» **DIRECTIONS FOR THIS TASK**:
Repeat the entries that follow verbatim, without any of their pictures.

═════ RECORD LIST

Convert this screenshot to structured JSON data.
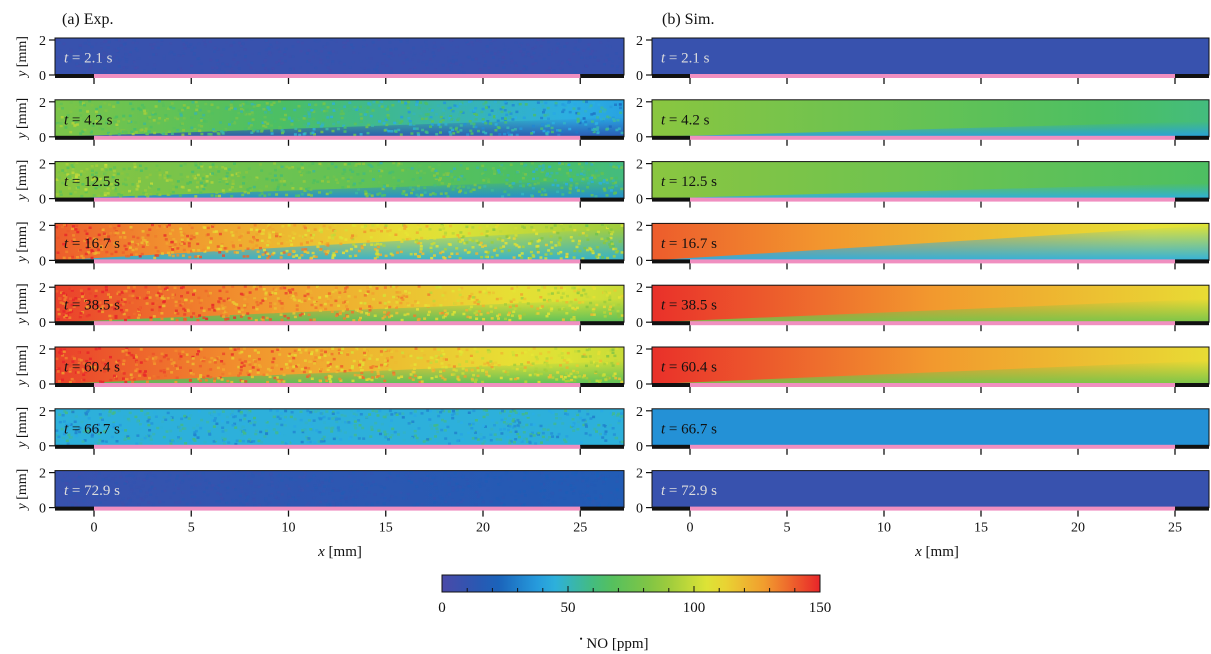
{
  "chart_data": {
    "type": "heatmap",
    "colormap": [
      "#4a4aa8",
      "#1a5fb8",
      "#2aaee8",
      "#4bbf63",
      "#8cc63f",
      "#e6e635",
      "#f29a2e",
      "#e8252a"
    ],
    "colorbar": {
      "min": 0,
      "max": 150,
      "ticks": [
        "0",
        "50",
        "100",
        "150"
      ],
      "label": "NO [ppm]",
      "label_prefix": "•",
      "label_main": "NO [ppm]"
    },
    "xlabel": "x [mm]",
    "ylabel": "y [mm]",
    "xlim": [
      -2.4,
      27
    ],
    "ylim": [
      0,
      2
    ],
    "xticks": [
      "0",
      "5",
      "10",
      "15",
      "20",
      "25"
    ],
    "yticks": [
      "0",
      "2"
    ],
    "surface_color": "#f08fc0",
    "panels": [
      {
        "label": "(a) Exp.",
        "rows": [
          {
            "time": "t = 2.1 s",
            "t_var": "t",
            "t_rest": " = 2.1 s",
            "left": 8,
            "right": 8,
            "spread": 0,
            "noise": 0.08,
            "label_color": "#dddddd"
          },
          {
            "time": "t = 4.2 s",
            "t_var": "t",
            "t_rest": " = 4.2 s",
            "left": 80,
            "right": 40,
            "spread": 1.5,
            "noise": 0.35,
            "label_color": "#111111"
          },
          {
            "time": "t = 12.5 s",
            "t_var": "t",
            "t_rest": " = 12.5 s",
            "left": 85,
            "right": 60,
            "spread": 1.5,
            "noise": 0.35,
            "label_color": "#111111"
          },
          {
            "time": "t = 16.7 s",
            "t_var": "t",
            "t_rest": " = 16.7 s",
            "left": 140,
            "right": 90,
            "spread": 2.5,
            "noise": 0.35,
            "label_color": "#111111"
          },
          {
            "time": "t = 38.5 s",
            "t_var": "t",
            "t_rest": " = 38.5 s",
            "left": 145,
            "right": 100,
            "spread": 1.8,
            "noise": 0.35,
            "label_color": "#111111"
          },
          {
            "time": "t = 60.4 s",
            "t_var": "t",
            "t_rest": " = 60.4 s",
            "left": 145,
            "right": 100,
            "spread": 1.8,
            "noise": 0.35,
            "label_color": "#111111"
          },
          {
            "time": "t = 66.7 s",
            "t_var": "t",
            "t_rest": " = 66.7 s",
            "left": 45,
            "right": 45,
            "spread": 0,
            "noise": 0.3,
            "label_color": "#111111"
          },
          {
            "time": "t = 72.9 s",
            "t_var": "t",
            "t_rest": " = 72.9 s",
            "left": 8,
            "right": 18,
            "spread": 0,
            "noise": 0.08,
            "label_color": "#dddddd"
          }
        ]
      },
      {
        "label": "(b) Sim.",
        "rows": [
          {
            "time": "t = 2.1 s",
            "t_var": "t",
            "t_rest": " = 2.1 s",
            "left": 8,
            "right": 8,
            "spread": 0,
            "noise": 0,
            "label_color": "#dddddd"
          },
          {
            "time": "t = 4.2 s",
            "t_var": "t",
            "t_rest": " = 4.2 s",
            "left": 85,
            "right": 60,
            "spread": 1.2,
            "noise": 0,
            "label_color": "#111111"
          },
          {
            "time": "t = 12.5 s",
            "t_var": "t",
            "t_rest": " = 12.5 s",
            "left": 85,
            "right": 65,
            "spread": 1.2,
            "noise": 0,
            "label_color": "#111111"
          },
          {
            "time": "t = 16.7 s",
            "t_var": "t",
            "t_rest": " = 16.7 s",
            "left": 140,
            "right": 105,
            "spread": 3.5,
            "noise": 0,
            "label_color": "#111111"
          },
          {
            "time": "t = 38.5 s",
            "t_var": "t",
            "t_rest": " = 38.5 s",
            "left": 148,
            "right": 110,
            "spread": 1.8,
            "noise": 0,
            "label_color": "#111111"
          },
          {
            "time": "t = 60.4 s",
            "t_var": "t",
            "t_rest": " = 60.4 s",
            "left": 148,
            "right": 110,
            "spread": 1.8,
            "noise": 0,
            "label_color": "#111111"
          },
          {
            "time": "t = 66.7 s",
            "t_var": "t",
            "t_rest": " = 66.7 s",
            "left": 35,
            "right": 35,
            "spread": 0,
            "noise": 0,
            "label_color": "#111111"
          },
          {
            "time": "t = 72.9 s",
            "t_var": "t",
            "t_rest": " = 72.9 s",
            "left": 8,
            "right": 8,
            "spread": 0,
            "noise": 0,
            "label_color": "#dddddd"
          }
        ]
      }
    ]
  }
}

══════════

» **TASK RESULT**:
Convert this screenshot to structured JSON data.
{
  "chart_data": {
    "type": "heatmap",
    "colormap": [
      "#4a4aa8",
      "#1a5fb8",
      "#2aaee8",
      "#4bbf63",
      "#8cc63f",
      "#e6e635",
      "#f29a2e",
      "#e8252a"
    ],
    "colorbar": {
      "min": 0,
      "max": 150,
      "ticks": [
        "0",
        "50",
        "100",
        "150"
      ],
      "label": "NO [ppm]",
      "label_prefix": "•",
      "label_main": "NO [ppm]"
    },
    "xlabel": "x [mm]",
    "ylabel": "y [mm]",
    "xlim": [
      -2.4,
      27
    ],
    "ylim": [
      0,
      2
    ],
    "xticks": [
      "0",
      "5",
      "10",
      "15",
      "20",
      "25"
    ],
    "yticks": [
      "0",
      "2"
    ],
    "surface_color": "#f08fc0",
    "panels": [
      {
        "label": "(a) Exp.",
        "rows": [
          {
            "time": "t = 2.1 s",
            "t_var": "t",
            "t_rest": " = 2.1 s",
            "left": 8,
            "right": 8,
            "spread": 0,
            "noise": 0.08,
            "label_color": "#dddddd"
          },
          {
            "time": "t = 4.2 s",
            "t_var": "t",
            "t_rest": " = 4.2 s",
            "left": 80,
            "right": 40,
            "spread": 1.5,
            "noise": 0.35,
            "label_color": "#111111"
          },
          {
            "time": "t = 12.5 s",
            "t_var": "t",
            "t_rest": " = 12.5 s",
            "left": 85,
            "right": 60,
            "spread": 1.5,
            "noise": 0.35,
            "label_color": "#111111"
          },
          {
            "time": "t = 16.7 s",
            "t_var": "t",
            "t_rest": " = 16.7 s",
            "left": 140,
            "right": 90,
            "spread": 2.5,
            "noise": 0.35,
            "label_color": "#111111"
          },
          {
            "time": "t = 38.5 s",
            "t_var": "t",
            "t_rest": " = 38.5 s",
            "left": 145,
            "right": 100,
            "spread": 1.8,
            "noise": 0.35,
            "label_color": "#111111"
          },
          {
            "time": "t = 60.4 s",
            "t_var": "t",
            "t_rest": " = 60.4 s",
            "left": 145,
            "right": 100,
            "spread": 1.8,
            "noise": 0.35,
            "label_color": "#111111"
          },
          {
            "time": "t = 66.7 s",
            "t_var": "t",
            "t_rest": " = 66.7 s",
            "left": 45,
            "right": 45,
            "spread": 0,
            "noise": 0.3,
            "label_color": "#111111"
          },
          {
            "time": "t = 72.9 s",
            "t_var": "t",
            "t_rest": " = 72.9 s",
            "left": 8,
            "right": 18,
            "spread": 0,
            "noise": 0.08,
            "label_color": "#dddddd"
          }
        ]
      },
      {
        "label": "(b) Sim.",
        "rows": [
          {
            "time": "t = 2.1 s",
            "t_var": "t",
            "t_rest": " = 2.1 s",
            "left": 8,
            "right": 8,
            "spread": 0,
            "noise": 0,
            "label_color": "#dddddd"
          },
          {
            "time": "t = 4.2 s",
            "t_var": "t",
            "t_rest": " = 4.2 s",
            "left": 85,
            "right": 60,
            "spread": 1.2,
            "noise": 0,
            "label_color": "#111111"
          },
          {
            "time": "t = 12.5 s",
            "t_var": "t",
            "t_rest": " = 12.5 s",
            "left": 85,
            "right": 65,
            "spread": 1.2,
            "noise": 0,
            "label_color": "#111111"
          },
          {
            "time": "t = 16.7 s",
            "t_var": "t",
            "t_rest": " = 16.7 s",
            "left": 140,
            "right": 105,
            "spread": 3.5,
            "noise": 0,
            "label_color": "#111111"
          },
          {
            "time": "t = 38.5 s",
            "t_var": "t",
            "t_rest": " = 38.5 s",
            "left": 148,
            "right": 110,
            "spread": 1.8,
            "noise": 0,
            "label_color": "#111111"
          },
          {
            "time": "t = 60.4 s",
            "t_var": "t",
            "t_rest": " = 60.4 s",
            "left": 148,
            "right": 110,
            "spread": 1.8,
            "noise": 0,
            "label_color": "#111111"
          },
          {
            "time": "t = 66.7 s",
            "t_var": "t",
            "t_rest": " = 66.7 s",
            "left": 35,
            "right": 35,
            "spread": 0,
            "noise": 0,
            "label_color": "#111111"
          },
          {
            "time": "t = 72.9 s",
            "t_var": "t",
            "t_rest": " = 72.9 s",
            "left": 8,
            "right": 8,
            "spread": 0,
            "noise": 0,
            "label_color": "#dddddd"
          }
        ]
      }
    ]
  }
}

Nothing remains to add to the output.